— START RECORDED DATA —

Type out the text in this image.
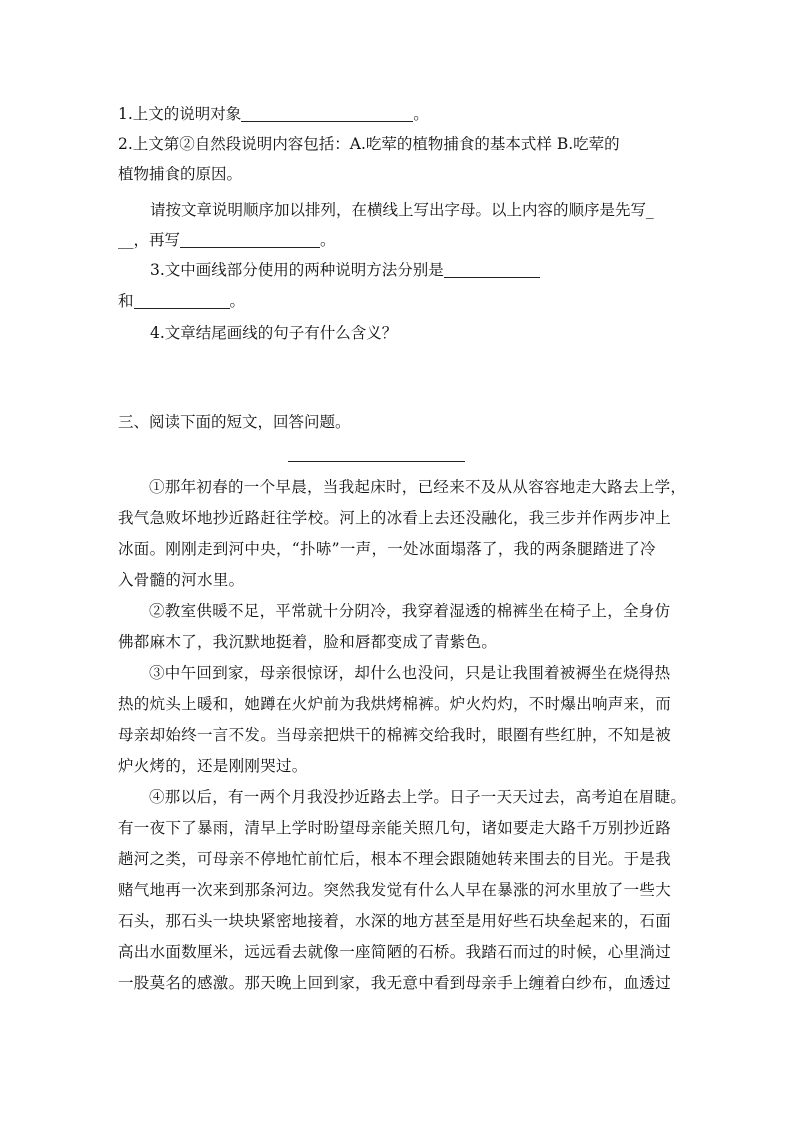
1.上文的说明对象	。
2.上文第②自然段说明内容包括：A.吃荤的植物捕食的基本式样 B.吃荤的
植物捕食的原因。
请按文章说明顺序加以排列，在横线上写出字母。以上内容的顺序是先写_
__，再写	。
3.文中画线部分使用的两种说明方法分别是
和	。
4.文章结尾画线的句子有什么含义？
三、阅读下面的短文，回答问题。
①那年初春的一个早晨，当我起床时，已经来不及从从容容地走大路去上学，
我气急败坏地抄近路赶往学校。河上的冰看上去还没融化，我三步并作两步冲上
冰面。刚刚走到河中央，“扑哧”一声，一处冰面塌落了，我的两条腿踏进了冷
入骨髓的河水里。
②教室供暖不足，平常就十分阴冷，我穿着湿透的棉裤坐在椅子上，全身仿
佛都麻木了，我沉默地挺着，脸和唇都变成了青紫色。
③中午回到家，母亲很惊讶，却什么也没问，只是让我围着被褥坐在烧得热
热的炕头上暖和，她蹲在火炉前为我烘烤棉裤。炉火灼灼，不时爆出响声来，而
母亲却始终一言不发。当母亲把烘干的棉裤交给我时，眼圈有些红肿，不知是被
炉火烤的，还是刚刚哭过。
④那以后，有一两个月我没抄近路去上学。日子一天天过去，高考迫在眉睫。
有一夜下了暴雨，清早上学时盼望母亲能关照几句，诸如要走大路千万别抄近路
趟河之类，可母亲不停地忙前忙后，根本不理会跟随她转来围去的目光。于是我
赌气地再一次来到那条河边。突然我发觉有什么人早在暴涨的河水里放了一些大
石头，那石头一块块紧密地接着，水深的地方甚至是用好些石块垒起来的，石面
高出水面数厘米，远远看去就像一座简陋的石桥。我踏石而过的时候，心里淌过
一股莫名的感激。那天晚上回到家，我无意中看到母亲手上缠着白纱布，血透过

— END RECORDED DATA —
— START RECORDED DATA —

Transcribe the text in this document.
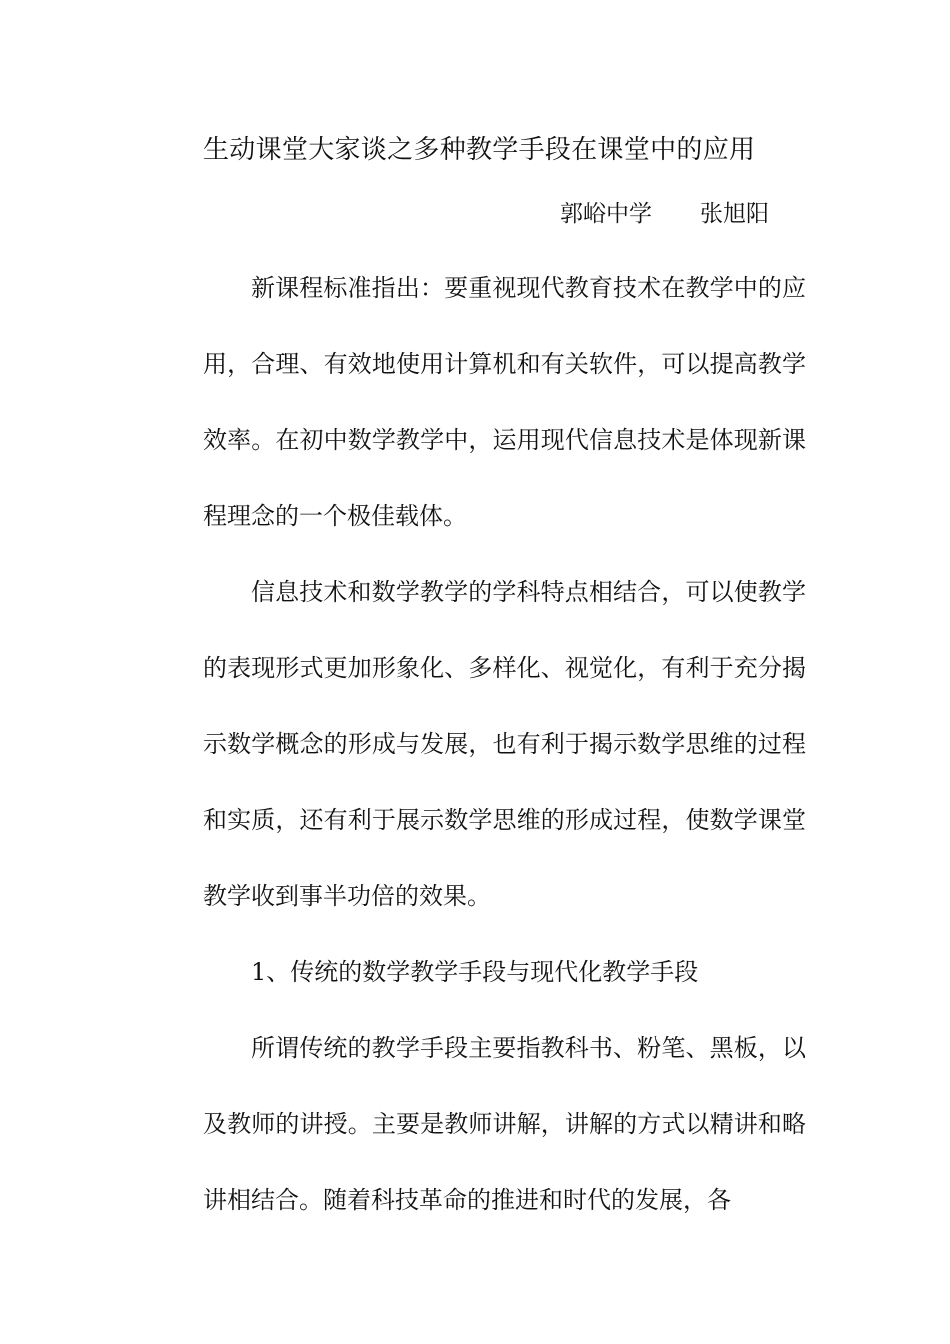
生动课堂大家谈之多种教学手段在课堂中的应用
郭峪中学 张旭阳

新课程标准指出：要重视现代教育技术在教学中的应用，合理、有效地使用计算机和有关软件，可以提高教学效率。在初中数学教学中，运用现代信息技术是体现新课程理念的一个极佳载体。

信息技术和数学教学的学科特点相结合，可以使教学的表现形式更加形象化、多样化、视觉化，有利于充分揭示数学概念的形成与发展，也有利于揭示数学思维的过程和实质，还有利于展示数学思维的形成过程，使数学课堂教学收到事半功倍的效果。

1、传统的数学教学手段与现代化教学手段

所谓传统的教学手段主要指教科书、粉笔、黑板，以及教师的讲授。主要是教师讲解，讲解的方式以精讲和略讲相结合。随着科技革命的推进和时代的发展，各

— END RECORDED DATA —
— START RECORDED DATA —

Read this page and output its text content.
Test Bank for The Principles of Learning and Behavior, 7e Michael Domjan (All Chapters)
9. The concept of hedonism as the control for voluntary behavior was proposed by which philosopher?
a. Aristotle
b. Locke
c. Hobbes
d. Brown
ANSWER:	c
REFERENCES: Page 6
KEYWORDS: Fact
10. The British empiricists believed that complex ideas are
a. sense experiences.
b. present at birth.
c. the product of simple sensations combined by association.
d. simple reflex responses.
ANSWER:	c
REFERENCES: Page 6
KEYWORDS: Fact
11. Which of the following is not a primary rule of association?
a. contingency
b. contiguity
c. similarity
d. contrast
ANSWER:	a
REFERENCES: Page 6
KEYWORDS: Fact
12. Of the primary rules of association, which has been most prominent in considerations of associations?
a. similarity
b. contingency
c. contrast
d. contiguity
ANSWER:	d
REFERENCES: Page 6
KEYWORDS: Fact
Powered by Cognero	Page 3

— END RECORDED DATA —

▶ TASK OBJECTIVE
From the data, list each line in which the string "simple" appears.

▶ THE OUTPUT
c. the product of simple sensations combined by association.
d. simple reflex responses.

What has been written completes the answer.